### WHAT YOU ARE ASKED TO DO
Tally the lines that contain the string "OPERATION" and give the number by itself.

### PROVIDED DATA
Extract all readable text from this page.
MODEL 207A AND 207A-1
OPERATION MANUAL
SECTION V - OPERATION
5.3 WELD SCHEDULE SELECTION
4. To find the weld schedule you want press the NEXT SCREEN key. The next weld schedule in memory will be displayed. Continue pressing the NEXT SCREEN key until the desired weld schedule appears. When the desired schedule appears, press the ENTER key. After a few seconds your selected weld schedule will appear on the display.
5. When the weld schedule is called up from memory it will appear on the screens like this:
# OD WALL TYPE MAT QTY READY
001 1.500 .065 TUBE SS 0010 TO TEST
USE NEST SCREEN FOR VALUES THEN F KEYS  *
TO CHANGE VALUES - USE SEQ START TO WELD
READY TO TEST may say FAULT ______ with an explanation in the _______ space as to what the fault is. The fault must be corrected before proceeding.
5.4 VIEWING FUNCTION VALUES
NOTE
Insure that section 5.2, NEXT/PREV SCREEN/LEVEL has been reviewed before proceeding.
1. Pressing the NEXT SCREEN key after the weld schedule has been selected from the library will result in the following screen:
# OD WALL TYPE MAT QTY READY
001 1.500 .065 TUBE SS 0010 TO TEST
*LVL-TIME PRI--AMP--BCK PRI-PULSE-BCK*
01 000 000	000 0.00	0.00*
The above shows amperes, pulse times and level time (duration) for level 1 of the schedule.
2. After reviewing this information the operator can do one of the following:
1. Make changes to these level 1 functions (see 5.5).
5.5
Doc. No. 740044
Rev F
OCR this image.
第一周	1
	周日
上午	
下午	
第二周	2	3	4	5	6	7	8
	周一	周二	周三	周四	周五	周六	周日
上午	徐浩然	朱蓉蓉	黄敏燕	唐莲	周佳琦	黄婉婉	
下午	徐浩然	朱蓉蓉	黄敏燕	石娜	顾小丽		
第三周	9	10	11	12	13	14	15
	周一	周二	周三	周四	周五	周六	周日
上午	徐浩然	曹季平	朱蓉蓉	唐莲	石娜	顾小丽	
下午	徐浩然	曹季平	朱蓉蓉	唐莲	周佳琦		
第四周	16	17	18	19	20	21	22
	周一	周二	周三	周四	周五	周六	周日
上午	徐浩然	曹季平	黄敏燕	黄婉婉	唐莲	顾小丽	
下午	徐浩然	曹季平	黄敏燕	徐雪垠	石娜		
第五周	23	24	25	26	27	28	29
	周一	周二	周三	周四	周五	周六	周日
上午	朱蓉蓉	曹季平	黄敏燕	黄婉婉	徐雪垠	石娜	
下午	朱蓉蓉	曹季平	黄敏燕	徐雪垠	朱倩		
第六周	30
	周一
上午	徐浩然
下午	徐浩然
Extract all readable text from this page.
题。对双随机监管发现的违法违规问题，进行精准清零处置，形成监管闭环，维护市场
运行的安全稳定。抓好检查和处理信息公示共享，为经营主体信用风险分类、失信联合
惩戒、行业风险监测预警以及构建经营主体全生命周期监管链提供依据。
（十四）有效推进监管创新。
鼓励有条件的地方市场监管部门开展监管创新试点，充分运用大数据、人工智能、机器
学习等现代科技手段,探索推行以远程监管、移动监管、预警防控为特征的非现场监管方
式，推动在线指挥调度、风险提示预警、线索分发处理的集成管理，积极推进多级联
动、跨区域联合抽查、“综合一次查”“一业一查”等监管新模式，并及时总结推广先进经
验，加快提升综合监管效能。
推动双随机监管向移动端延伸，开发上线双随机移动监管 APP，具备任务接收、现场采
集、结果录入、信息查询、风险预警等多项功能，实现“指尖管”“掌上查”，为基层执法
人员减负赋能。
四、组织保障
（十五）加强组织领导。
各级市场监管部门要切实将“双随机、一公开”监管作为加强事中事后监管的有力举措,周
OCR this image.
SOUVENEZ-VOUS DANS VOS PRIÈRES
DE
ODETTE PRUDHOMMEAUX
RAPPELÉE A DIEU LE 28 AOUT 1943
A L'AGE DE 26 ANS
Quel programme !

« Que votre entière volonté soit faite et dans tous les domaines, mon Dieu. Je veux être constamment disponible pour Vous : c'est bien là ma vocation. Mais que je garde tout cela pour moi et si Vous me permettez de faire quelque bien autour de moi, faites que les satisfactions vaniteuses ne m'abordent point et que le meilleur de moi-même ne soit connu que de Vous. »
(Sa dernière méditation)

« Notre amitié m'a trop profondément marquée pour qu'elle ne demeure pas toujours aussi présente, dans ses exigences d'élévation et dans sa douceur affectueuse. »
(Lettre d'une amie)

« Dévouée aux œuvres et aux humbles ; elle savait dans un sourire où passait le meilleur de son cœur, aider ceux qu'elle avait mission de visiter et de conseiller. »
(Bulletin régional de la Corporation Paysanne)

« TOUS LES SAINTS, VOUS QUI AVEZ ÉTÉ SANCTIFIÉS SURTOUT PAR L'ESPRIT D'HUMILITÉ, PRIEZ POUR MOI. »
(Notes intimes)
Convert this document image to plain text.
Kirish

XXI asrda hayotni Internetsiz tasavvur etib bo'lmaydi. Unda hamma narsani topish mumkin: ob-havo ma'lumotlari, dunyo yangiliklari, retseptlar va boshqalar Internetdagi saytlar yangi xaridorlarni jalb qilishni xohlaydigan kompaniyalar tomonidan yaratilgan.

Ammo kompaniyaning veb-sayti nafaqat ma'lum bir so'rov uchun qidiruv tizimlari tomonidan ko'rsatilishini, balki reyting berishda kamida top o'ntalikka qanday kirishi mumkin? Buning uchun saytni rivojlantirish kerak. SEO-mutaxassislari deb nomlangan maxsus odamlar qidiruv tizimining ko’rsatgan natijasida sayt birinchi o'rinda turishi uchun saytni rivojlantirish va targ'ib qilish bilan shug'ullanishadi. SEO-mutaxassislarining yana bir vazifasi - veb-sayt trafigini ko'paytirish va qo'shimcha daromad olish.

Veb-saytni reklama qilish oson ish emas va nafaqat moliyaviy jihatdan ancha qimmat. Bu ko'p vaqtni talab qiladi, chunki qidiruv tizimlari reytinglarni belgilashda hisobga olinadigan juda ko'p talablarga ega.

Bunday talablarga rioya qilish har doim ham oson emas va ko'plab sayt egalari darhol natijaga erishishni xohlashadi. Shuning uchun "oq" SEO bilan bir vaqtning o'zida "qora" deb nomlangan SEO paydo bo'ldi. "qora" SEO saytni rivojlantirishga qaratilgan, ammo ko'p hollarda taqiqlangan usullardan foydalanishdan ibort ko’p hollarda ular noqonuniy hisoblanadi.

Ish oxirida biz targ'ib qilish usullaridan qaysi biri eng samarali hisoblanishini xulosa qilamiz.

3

### EXERCISE RESULT
2